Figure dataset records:

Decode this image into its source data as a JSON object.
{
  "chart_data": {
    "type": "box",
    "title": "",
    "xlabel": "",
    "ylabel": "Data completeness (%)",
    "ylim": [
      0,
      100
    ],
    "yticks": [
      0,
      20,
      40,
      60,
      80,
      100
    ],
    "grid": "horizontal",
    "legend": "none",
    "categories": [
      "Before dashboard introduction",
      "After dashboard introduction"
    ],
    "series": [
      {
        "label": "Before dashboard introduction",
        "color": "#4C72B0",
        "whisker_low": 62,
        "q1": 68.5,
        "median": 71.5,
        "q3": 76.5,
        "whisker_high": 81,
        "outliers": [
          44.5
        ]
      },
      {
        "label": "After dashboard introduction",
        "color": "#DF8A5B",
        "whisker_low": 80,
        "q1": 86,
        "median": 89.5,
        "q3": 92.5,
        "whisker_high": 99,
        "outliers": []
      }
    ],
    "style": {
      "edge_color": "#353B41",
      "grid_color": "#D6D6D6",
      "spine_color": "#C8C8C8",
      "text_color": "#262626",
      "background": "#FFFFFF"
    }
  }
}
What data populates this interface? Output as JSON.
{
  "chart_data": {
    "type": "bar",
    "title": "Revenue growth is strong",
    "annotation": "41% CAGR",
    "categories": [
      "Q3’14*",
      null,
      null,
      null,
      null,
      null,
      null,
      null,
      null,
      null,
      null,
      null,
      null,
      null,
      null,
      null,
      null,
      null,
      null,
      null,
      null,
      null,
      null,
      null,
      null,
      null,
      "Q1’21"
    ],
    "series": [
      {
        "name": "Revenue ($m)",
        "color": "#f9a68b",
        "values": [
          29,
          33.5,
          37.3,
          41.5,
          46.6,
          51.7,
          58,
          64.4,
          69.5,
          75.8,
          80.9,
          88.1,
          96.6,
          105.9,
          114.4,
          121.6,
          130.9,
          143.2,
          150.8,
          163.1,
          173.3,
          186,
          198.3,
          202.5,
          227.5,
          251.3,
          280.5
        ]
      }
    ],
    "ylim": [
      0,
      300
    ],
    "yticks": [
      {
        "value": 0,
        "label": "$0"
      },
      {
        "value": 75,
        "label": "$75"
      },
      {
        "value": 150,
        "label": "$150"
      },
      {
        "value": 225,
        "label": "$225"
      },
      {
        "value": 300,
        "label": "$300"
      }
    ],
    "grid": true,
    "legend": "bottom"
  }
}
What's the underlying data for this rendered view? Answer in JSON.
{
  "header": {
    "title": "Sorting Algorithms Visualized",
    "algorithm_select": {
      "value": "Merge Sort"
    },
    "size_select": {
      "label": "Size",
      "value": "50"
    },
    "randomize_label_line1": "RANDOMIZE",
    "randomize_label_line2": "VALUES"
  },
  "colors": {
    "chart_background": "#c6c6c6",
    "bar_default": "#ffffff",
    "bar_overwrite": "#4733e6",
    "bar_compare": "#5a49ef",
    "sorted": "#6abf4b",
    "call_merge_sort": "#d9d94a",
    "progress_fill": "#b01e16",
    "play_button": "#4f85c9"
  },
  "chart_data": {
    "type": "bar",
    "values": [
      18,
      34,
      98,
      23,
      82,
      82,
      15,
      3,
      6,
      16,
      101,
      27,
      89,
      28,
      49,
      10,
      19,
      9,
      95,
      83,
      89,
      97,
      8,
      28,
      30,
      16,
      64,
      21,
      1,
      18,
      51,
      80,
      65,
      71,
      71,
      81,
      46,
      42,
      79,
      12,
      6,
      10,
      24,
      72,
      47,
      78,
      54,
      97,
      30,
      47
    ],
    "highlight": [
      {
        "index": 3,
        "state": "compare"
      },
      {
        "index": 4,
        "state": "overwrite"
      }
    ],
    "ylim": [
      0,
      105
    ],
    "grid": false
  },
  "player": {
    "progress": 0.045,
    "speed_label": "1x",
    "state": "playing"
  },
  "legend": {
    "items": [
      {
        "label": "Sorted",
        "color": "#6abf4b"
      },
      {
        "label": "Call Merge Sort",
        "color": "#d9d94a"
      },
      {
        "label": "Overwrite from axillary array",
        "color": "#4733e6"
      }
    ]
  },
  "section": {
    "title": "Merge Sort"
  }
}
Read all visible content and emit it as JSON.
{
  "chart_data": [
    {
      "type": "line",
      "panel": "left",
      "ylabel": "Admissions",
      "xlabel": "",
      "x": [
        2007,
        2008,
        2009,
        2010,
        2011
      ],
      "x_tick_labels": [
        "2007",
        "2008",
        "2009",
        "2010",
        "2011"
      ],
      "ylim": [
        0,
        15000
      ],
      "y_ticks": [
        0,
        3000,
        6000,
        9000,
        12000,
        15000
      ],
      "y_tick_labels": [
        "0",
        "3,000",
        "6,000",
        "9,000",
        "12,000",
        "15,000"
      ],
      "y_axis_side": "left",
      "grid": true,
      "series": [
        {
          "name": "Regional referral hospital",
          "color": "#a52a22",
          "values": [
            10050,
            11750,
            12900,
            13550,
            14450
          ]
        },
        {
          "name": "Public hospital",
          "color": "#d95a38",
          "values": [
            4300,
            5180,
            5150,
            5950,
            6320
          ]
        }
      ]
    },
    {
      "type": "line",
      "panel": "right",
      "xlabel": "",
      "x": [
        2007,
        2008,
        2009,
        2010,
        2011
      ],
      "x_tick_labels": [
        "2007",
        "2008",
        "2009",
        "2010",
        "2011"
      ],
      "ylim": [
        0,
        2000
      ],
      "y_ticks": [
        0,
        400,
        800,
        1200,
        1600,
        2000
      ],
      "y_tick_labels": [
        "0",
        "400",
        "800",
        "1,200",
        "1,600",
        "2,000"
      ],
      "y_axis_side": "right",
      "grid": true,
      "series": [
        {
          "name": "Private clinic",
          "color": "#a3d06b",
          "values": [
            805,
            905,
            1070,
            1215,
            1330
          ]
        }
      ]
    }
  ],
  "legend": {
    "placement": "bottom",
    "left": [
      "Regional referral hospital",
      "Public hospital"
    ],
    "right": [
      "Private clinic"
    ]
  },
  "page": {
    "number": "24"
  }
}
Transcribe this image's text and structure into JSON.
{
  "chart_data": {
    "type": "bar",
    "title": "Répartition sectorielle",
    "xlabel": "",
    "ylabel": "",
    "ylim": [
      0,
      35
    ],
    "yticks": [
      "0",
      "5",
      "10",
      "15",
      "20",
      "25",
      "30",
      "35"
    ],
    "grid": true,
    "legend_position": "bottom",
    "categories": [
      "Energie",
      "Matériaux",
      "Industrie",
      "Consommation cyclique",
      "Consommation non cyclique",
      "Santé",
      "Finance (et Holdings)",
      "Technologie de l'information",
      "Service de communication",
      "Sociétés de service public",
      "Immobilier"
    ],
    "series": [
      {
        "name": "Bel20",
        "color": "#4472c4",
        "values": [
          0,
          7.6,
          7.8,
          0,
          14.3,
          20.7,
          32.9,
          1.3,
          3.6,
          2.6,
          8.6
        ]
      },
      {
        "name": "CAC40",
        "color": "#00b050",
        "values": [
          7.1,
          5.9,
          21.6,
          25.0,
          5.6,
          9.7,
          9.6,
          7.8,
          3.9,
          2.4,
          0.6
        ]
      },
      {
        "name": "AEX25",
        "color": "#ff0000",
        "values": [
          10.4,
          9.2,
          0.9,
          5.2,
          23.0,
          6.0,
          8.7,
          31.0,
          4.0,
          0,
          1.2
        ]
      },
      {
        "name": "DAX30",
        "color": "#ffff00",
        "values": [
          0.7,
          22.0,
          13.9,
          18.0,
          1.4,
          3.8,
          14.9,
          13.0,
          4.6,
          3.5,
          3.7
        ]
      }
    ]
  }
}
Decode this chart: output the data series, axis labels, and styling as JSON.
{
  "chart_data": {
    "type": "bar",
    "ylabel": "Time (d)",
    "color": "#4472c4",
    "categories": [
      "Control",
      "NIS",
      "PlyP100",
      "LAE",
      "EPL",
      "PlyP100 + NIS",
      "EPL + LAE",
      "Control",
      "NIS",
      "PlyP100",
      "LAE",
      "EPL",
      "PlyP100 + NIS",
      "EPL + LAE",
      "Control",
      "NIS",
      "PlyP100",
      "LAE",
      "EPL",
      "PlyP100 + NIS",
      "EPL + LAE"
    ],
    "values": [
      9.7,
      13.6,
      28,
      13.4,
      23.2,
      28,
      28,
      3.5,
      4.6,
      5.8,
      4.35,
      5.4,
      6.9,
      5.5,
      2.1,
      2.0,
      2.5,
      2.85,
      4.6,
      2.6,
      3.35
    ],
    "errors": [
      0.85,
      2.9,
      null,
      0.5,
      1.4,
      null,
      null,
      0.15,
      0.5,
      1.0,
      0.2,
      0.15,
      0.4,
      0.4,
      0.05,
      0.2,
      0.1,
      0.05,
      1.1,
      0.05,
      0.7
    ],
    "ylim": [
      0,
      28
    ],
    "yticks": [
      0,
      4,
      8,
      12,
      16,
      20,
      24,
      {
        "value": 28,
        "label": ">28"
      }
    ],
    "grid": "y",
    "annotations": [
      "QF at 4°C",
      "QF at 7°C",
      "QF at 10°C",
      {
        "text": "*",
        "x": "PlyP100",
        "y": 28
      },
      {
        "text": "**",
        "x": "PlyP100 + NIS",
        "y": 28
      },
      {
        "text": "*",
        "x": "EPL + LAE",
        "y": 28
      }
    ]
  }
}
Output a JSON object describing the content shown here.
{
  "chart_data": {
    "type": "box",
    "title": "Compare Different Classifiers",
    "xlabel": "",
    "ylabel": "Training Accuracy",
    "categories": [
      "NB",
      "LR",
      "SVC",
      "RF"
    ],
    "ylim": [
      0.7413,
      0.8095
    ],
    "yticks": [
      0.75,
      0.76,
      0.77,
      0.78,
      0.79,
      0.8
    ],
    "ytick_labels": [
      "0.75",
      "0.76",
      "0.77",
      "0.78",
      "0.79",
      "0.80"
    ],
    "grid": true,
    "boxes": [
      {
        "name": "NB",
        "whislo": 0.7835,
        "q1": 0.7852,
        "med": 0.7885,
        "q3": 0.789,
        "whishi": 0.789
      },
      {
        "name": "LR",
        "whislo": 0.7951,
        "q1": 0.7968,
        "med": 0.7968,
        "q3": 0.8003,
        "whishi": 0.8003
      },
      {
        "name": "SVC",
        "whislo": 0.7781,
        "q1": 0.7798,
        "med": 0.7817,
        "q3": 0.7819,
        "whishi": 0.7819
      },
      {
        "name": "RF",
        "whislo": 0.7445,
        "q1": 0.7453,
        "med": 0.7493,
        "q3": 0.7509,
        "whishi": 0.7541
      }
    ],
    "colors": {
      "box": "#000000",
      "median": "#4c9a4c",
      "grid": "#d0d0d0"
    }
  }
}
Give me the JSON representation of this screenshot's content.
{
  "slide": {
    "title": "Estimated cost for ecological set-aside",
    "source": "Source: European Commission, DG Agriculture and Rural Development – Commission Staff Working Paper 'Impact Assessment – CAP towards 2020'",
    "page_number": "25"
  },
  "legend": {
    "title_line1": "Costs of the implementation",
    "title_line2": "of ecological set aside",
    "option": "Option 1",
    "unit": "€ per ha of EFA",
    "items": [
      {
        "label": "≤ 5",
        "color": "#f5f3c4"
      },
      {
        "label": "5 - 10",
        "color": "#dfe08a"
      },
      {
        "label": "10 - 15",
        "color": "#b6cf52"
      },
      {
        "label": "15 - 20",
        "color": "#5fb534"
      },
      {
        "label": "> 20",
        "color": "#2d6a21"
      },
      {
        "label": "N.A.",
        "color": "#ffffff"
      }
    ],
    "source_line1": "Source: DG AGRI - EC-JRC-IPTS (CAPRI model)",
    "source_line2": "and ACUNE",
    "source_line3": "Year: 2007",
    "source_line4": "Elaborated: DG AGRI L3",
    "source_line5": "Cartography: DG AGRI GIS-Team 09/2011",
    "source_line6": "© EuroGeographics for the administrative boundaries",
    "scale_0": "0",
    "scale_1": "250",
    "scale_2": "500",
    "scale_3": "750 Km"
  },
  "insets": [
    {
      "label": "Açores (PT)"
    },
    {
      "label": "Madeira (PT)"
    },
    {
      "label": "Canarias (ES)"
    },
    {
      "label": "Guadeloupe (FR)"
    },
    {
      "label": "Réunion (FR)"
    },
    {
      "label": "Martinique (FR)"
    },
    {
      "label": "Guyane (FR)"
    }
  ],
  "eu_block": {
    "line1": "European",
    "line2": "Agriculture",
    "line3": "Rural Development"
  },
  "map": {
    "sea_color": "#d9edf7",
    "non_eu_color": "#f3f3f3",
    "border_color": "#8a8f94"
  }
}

**Your objective:** List the lines of the records where "into" occurs.

**Response to the exercise:**
Decode this image into its source data as a JSON object.
Transcribe this image's text and structure into JSON.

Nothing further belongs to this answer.